■ REQUIRED WORK:
A – Please write out the passage on college students' sleep habits word for word, starting at "A study by Brigham" and ending after "by the researchers.".
B – Carry on the passage about college students' sleep habits, picking up after its final sentence.

■ GIVEN PASSAGE:
But besides pulling all-nighters, many college students generally don’t know what it means to have a good sleeping routine. Due to class schedules that differ on a daily basis, part-time jobs, extra-curricular and social activities, students adapt to irregular sleep cycles that can seriously impact their academic performance as well as mental and physical health.

They tend to ‘make up’ for the lack of sleep by laying in bed on weekends or days off, but this just makes the irregular cycle even worse.

A study by Brigham and Women’s Hospital shows how a regular bed time has a significant impact on sleep, not just the number of hours slept. The research measured sleep and circadian rhythms as well as the association to academic performance among college students.

Researchers studied 61 full-time undergraduate students from Harvard College over 30 days. Using sleep diaries, they were able to quantify sleep regularity using the SRI (sleep regularity index).

Then, the relationship between the SRI, sleep duration, distribution of sleep across the day, and one semester’s academic performance was examined by the researchers.

■ EXTRACTED INFORMATION:
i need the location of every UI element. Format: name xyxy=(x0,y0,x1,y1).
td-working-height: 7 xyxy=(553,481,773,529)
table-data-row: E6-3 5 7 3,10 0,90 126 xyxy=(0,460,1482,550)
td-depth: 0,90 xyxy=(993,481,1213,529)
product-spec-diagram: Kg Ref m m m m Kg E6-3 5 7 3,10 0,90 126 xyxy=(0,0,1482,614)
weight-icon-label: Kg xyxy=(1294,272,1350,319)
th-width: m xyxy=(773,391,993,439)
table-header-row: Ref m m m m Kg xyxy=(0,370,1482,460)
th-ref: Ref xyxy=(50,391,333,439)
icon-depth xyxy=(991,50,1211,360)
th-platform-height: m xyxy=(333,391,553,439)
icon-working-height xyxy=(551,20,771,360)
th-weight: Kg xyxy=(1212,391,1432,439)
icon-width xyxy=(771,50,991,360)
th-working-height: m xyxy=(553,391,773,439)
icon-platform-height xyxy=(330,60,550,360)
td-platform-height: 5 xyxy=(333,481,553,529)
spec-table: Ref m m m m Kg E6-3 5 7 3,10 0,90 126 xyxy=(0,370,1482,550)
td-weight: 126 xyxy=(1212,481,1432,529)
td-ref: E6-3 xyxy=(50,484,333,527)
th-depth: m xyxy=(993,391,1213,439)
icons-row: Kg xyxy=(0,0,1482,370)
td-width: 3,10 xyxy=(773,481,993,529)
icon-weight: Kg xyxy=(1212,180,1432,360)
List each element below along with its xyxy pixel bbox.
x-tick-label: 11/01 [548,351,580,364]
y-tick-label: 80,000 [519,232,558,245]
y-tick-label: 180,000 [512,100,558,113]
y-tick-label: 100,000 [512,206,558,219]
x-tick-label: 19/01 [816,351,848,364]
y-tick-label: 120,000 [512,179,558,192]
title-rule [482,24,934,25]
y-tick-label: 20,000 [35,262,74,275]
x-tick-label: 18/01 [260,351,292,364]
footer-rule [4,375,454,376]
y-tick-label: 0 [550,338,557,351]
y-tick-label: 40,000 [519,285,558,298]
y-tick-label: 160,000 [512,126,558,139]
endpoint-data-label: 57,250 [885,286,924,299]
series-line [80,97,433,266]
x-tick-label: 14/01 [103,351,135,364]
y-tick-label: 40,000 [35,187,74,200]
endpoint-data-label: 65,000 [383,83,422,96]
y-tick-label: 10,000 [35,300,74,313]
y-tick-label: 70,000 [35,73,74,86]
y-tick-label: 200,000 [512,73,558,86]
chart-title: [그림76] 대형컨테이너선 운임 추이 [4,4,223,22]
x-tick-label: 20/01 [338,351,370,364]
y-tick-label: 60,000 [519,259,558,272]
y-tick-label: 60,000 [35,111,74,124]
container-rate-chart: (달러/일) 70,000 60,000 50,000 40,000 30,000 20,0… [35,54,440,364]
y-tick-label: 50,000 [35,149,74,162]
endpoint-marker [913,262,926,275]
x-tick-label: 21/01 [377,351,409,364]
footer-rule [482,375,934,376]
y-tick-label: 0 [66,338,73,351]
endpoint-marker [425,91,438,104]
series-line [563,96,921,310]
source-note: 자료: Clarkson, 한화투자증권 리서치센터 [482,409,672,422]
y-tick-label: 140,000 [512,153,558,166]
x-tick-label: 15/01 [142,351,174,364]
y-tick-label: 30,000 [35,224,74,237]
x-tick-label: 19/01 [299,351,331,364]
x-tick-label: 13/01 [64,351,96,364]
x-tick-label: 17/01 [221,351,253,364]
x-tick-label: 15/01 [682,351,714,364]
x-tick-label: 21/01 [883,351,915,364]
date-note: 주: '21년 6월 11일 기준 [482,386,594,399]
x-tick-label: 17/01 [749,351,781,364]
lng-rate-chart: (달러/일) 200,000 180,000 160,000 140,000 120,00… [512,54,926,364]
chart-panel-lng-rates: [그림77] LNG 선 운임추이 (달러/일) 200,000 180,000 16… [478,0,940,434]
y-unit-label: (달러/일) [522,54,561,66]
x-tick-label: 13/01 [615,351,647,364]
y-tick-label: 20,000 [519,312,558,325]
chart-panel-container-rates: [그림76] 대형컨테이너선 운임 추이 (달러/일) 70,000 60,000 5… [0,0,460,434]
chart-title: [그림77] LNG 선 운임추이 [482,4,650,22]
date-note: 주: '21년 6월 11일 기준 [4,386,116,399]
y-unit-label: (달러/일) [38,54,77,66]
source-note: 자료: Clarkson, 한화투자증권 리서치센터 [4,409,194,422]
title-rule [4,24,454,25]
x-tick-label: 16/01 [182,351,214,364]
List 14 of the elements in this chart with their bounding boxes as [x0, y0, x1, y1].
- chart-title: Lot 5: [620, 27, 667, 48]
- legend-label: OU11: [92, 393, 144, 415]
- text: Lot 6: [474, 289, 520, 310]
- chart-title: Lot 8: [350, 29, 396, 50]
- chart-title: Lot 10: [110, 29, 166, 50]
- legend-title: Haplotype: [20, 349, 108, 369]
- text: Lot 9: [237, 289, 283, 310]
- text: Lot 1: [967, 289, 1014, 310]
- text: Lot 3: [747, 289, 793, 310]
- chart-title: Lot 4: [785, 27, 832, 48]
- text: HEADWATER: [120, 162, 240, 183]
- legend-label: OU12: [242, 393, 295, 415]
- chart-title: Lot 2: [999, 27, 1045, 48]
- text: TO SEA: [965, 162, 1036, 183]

■ RESPONSES IN ORDER:
A –
A study by Brigham and Women’s Hospital shows how a regular bed time has a significant impact on sleep, not just the number of hours slept. The research measured sleep and circadian rhythms as well as the association to academic performance among college students.

Researchers studied 61 full-time undergraduate students from Harvard College over 30 days. Using sleep diaries, they were able to quantify sleep regularity using the SRI (sleep regularity index).

Then, the relationship between the SRI, sleep duration, distribution of sleep across the day, and one semester’s academic performance was examined by the researchers.

B –
“Our results indicate that going to sleep and waking up at approximately the same time is as important as the number of hours one sleeps,” stated Andrew J. K. Phillips, PhD, Biophysicist at the Division of Sleep and Circadian Disorders, Brigham and Women’s Hospital, and lead author on the paper. “Sleep regularity is a potentially important and modifiable factor independent from sleep duration.”

The research found that students who had more regular sleep patterns had better average school grades.

When it came to the average sleep duration, they actually found no significant difference between students with irregular sleep patterns and most regular sleepers.

This goes to show that it’s not always the hours of sleep you’re getting but rather the fact you’re not sleeping regularly, that can affect your performance.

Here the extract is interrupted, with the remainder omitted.